### Instruction
Each record below is to be reproduced without any change.

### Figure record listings
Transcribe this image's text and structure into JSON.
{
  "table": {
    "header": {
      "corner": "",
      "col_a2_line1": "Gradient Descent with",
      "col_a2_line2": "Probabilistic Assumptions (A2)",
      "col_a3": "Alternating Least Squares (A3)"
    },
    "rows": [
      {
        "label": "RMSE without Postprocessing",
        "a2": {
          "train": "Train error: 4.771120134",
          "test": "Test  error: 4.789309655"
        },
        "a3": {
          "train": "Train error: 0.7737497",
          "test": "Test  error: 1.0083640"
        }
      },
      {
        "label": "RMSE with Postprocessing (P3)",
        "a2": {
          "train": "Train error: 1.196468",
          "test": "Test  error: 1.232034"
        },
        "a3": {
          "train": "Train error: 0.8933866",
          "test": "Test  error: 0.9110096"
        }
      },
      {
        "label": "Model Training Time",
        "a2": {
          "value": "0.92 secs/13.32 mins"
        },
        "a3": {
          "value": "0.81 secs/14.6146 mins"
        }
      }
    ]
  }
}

### Response to the exercise
Transcribe this image's text and structure into JSON.
{
  "table": {
    "header": {
      "corner": "",
      "col_a2_line1": "Gradient Descent with",
      "col_a2_line2": "Probabilistic Assumptions (A2)",
      "col_a3": "Alternating Least Squares (A3)"
    },
    "rows": [
      {
        "label": "RMSE without Postprocessing",
        "a2": {
          "train": "Train error: 4.771120134",
          "test": "Test  error: 4.789309655"
        },
        "a3": {
          "train": "Train error: 0.7737497",
          "test": "Test  error: 1.0083640"
        }
      },
      {
        "label": "RMSE with Postprocessing (P3)",
        "a2": {
          "train": "Train error: 1.196468",
          "test": "Test  error: 1.232034"
        },
        "a3": {
          "train": "Train error: 0.8933866",
          "test": "Test  error: 0.9110096"
        }
      },
      {
        "label": "Model Training Time",
        "a2": {
          "value": "0.92 secs/13.32 mins"
        },
        "a3": {
          "value": "0.81 secs/14.6146 mins"
        }
      }
    ]
  }
}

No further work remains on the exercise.